[Extracted records]
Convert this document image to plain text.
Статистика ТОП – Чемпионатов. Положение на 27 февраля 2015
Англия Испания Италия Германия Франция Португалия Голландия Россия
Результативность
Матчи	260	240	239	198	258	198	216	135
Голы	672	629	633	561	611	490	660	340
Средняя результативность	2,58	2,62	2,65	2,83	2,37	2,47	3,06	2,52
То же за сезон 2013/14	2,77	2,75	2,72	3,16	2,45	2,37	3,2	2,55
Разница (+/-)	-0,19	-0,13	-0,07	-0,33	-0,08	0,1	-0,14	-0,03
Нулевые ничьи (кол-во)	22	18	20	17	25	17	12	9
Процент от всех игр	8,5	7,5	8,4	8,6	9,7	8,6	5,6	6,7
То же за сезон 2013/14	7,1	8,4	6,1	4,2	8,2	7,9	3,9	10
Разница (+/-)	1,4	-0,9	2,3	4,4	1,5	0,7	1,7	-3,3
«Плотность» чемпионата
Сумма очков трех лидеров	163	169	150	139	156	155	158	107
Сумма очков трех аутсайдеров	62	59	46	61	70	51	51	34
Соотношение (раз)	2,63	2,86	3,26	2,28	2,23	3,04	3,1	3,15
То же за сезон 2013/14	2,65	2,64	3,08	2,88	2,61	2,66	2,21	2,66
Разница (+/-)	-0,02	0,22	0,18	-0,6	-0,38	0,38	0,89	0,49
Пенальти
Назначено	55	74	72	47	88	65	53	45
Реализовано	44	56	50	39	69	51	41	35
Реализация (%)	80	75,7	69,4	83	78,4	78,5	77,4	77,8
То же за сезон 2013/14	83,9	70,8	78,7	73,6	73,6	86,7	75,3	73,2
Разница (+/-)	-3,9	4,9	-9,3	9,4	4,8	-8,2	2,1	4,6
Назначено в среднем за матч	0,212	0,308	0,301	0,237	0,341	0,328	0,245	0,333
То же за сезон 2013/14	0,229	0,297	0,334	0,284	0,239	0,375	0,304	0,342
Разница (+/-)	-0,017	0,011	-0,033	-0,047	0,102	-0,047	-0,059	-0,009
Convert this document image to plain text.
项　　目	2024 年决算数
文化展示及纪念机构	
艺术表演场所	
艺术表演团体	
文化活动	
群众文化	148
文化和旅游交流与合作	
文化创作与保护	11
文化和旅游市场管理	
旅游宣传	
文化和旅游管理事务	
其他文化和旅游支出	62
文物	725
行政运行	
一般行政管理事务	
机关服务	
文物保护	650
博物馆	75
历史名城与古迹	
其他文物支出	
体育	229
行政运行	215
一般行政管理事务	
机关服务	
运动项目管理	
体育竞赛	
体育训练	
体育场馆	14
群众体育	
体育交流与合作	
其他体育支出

*Prompt*
From the data above, extract every line in its exact form.

*Finished answer*
Convert this document image to plain text.
Статистика ТОП – Чемпионатов. Положение на 27 февраля 2015
Англия Испания Италия Германия Франция Португалия Голландия Россия
Результативность
Матчи	260	240	239	198	258	198	216	135
Голы	672	629	633	561	611	490	660	340
Средняя результативность	2,58	2,62	2,65	2,83	2,37	2,47	3,06	2,52
То же за сезон 2013/14	2,77	2,75	2,72	3,16	2,45	2,37	3,2	2,55
Разница (+/-)	-0,19	-0,13	-0,07	-0,33	-0,08	0,1	-0,14	-0,03
Нулевые ничьи (кол-во)	22	18	20	17	25	17	12	9
Процент от всех игр	8,5	7,5	8,4	8,6	9,7	8,6	5,6	6,7
То же за сезон 2013/14	7,1	8,4	6,1	4,2	8,2	7,9	3,9	10
Разница (+/-)	1,4	-0,9	2,3	4,4	1,5	0,7	1,7	-3,3
«Плотность» чемпионата
Сумма очков трех лидеров	163	169	150	139	156	155	158	107
Сумма очков трех аутсайдеров	62	59	46	61	70	51	51	34
Соотношение (раз)	2,63	2,86	3,26	2,28	2,23	3,04	3,1	3,15
То же за сезон 2013/14	2,65	2,64	3,08	2,88	2,61	2,66	2,21	2,66
Разница (+/-)	-0,02	0,22	0,18	-0,6	-0,38	0,38	0,89	0,49
Пенальти
Назначено	55	74	72	47	88	65	53	45
Реализовано	44	56	50	39	69	51	41	35
Реализация (%)	80	75,7	69,4	83	78,4	78,5	77,4	77,8
То же за сезон 2013/14	83,9	70,8	78,7	73,6	73,6	86,7	75,3	73,2
Разница (+/-)	-3,9	4,9	-9,3	9,4	4,8	-8,2	2,1	4,6
Назначено в среднем за матч	0,212	0,308	0,301	0,237	0,341	0,328	0,245	0,333
То же за сезон 2013/14	0,229	0,297	0,334	0,284	0,239	0,375	0,304	0,342
Разница (+/-)	-0,017	0,011	-0,033	-0,047	0,102	-0,047	-0,059	-0,009
Convert this document image to plain text.
项　　目	2024 年决算数
文化展示及纪念机构	
艺术表演场所	
艺术表演团体	
文化活动	
群众文化	148
文化和旅游交流与合作	
文化创作与保护	11
文化和旅游市场管理	
旅游宣传	
文化和旅游管理事务	
其他文化和旅游支出	62
文物	725
行政运行	
一般行政管理事务	
机关服务	
文物保护	650
博物馆	75
历史名城与古迹	
其他文物支出	
体育	229
行政运行	215
一般行政管理事务	
机关服务	
运动项目管理	
体育竞赛	
体育训练	
体育场馆	14
群众体育	
体育交流与合作	
其他体育支出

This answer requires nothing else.